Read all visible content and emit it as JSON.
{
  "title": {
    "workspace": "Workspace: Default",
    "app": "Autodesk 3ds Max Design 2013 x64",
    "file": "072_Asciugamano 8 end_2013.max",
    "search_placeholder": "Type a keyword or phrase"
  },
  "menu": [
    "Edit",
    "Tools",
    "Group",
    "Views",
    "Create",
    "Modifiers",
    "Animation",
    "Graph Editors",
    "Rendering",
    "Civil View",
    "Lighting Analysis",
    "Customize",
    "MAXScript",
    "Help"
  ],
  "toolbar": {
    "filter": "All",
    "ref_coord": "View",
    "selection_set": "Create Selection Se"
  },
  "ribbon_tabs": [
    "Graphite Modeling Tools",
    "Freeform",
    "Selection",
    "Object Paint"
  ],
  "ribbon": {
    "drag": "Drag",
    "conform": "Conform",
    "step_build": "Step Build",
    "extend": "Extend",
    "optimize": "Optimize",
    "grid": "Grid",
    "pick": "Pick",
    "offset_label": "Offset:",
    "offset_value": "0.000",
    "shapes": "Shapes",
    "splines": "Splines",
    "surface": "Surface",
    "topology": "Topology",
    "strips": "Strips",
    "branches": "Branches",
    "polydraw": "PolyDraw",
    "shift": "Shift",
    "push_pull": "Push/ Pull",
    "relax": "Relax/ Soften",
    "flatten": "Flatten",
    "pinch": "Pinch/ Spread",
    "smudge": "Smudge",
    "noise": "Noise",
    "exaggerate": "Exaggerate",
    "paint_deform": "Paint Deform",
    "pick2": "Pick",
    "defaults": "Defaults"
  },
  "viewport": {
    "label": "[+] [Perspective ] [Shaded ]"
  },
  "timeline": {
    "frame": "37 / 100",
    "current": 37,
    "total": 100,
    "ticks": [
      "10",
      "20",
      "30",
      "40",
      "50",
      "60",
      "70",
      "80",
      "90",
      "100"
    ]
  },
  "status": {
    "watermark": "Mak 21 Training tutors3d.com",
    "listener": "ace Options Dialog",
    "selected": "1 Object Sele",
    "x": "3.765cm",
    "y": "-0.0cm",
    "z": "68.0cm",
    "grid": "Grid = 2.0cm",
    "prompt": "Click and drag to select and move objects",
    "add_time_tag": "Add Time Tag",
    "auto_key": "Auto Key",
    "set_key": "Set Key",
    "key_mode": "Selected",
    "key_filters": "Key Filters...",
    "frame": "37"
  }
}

###

_YOUR OBJECTIVE_.
From the data above, extract every line in its exact form.

_FINISHED ANSWER_.
Read all visible content and emit it as JSON.
{
  "title": {
    "workspace": "Workspace: Default",
    "app": "Autodesk 3ds Max Design 2013 x64",
    "file": "072_Asciugamano 8 end_2013.max",
    "search_placeholder": "Type a keyword or phrase"
  },
  "menu": [
    "Edit",
    "Tools",
    "Group",
    "Views",
    "Create",
    "Modifiers",
    "Animation",
    "Graph Editors",
    "Rendering",
    "Civil View",
    "Lighting Analysis",
    "Customize",
    "MAXScript",
    "Help"
  ],
  "toolbar": {
    "filter": "All",
    "ref_coord": "View",
    "selection_set": "Create Selection Se"
  },
  "ribbon_tabs": [
    "Graphite Modeling Tools",
    "Freeform",
    "Selection",
    "Object Paint"
  ],
  "ribbon": {
    "drag": "Drag",
    "conform": "Conform",
    "step_build": "Step Build",
    "extend": "Extend",
    "optimize": "Optimize",
    "grid": "Grid",
    "pick": "Pick",
    "offset_label": "Offset:",
    "offset_value": "0.000",
    "shapes": "Shapes",
    "splines": "Splines",
    "surface": "Surface",
    "topology": "Topology",
    "strips": "Strips",
    "branches": "Branches",
    "polydraw": "PolyDraw",
    "shift": "Shift",
    "push_pull": "Push/ Pull",
    "relax": "Relax/ Soften",
    "flatten": "Flatten",
    "pinch": "Pinch/ Spread",
    "smudge": "Smudge",
    "noise": "Noise",
    "exaggerate": "Exaggerate",
    "paint_deform": "Paint Deform",
    "pick2": "Pick",
    "defaults": "Defaults"
  },
  "viewport": {
    "label": "[+] [Perspective ] [Shaded ]"
  },
  "timeline": {
    "frame": "37 / 100",
    "current": 37,
    "total": 100,
    "ticks": [
      "10",
      "20",
      "30",
      "40",
      "50",
      "60",
      "70",
      "80",
      "90",
      "100"
    ]
  },
  "status": {
    "watermark": "Mak 21 Training tutors3d.com",
    "listener": "ace Options Dialog",
    "selected": "1 Object Sele",
    "x": "3.765cm",
    "y": "-0.0cm",
    "z": "68.0cm",
    "grid": "Grid = 2.0cm",
    "prompt": "Click and drag to select and move objects",
    "add_time_tag": "Add Time Tag",
    "auto_key": "Auto Key",
    "set_key": "Set Key",
    "key_mode": "Selected",
    "key_filters": "Key Filters...",
    "frame": "37"
  }
}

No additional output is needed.